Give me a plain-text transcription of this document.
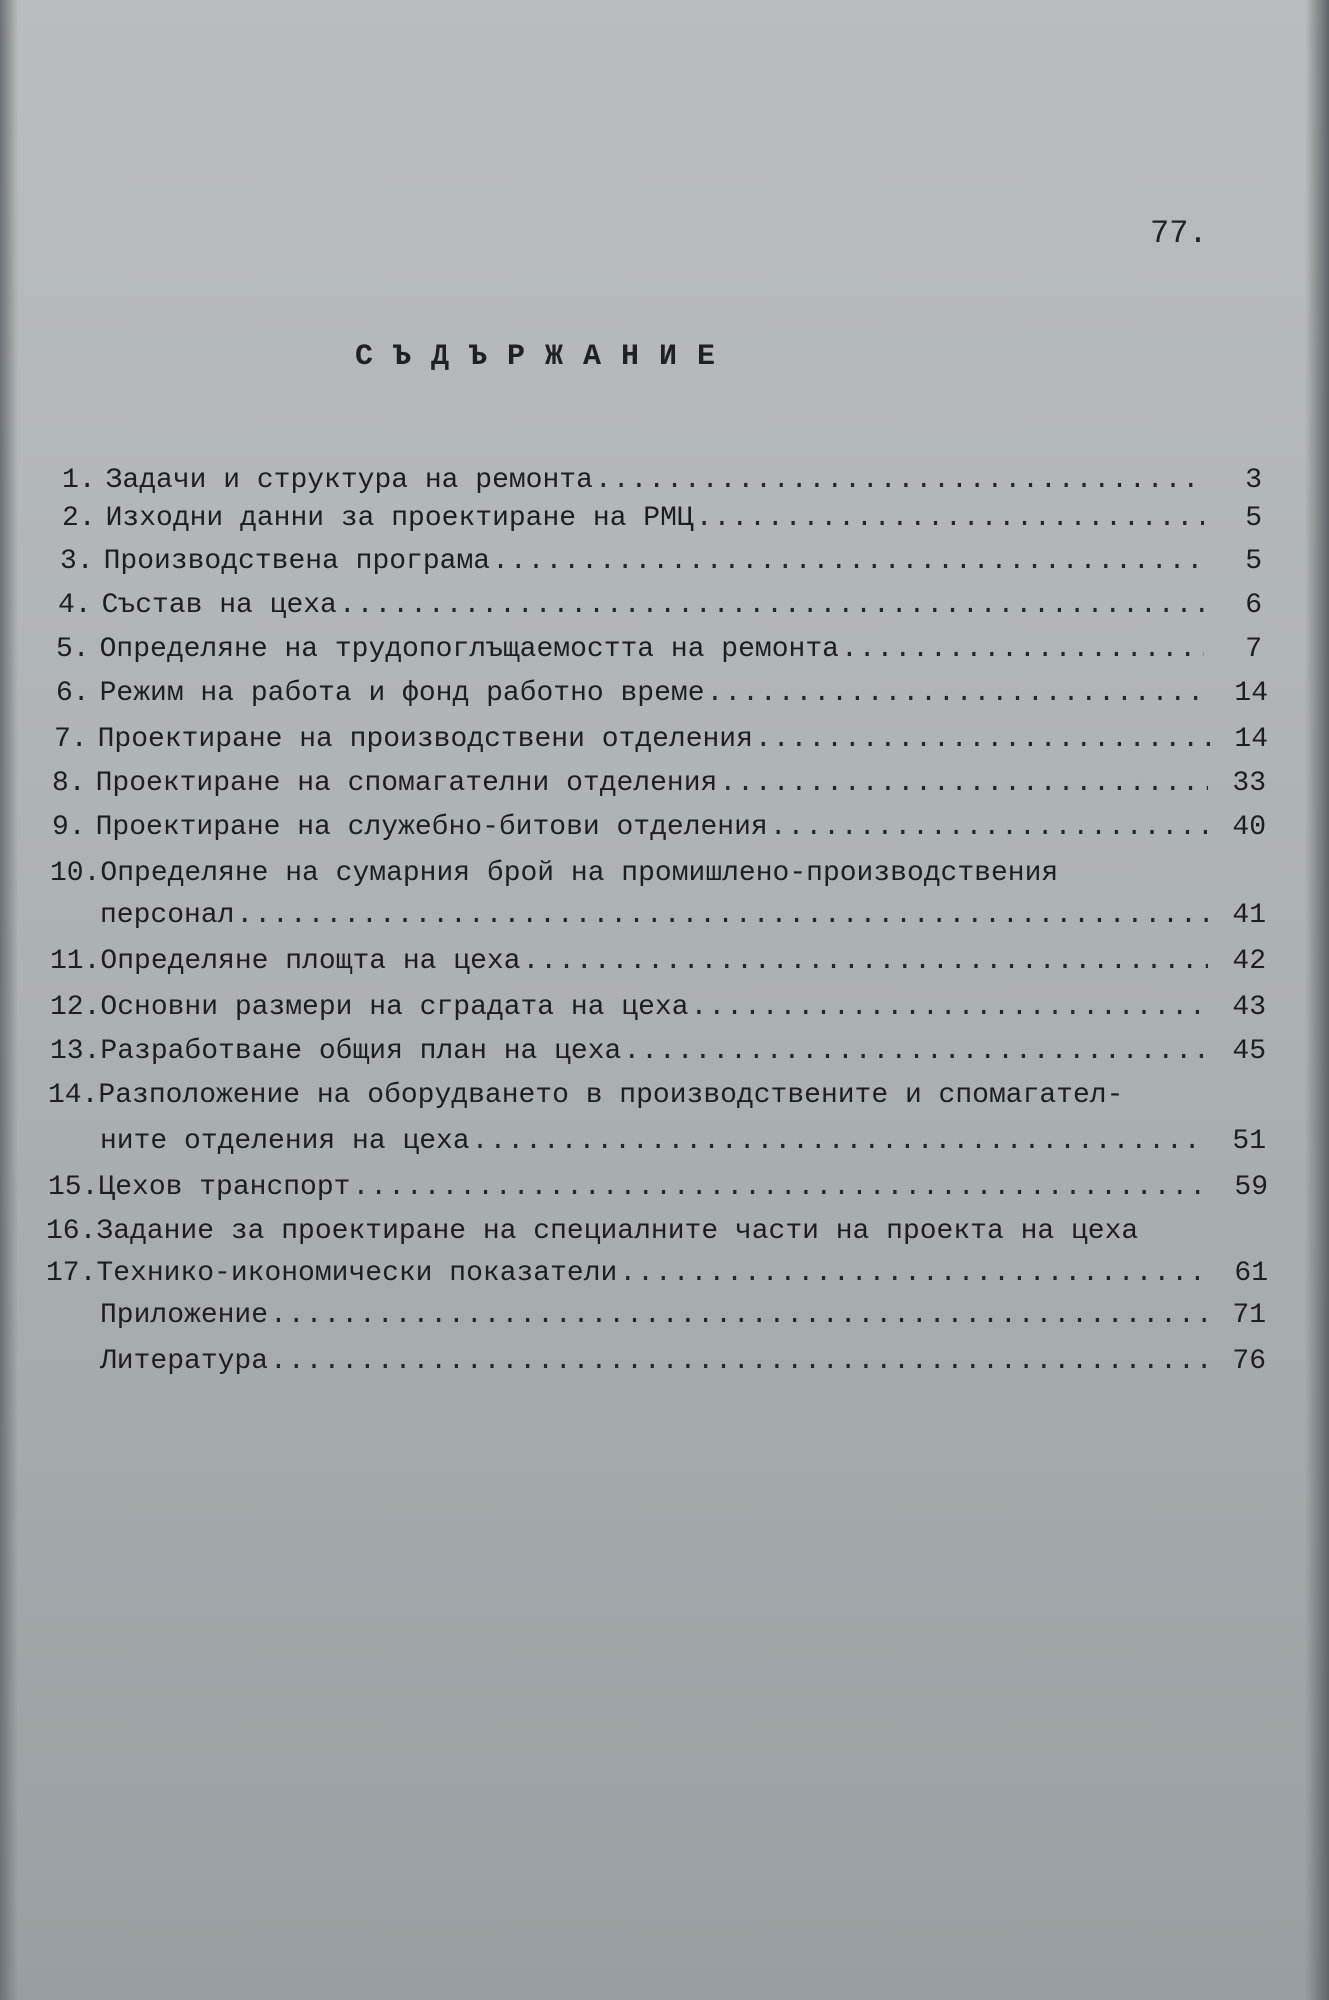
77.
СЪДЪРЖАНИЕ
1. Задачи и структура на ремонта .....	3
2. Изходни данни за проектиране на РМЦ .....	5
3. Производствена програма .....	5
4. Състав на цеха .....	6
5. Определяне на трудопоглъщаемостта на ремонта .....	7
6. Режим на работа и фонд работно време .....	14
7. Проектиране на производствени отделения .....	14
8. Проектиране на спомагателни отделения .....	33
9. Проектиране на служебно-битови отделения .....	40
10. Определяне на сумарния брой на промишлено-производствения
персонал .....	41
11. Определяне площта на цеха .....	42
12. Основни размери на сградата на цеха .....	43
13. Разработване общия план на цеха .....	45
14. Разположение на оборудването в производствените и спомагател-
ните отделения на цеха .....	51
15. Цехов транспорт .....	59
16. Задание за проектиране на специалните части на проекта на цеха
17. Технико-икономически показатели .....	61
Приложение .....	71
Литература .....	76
┄┄┄┄┄┄┄┄┄┄
#### [GOAL]
For the entries shown above, give the number of lines that include the word "цеха", without any other text.

#### [ANSWER TO THIS PROBLEM]
6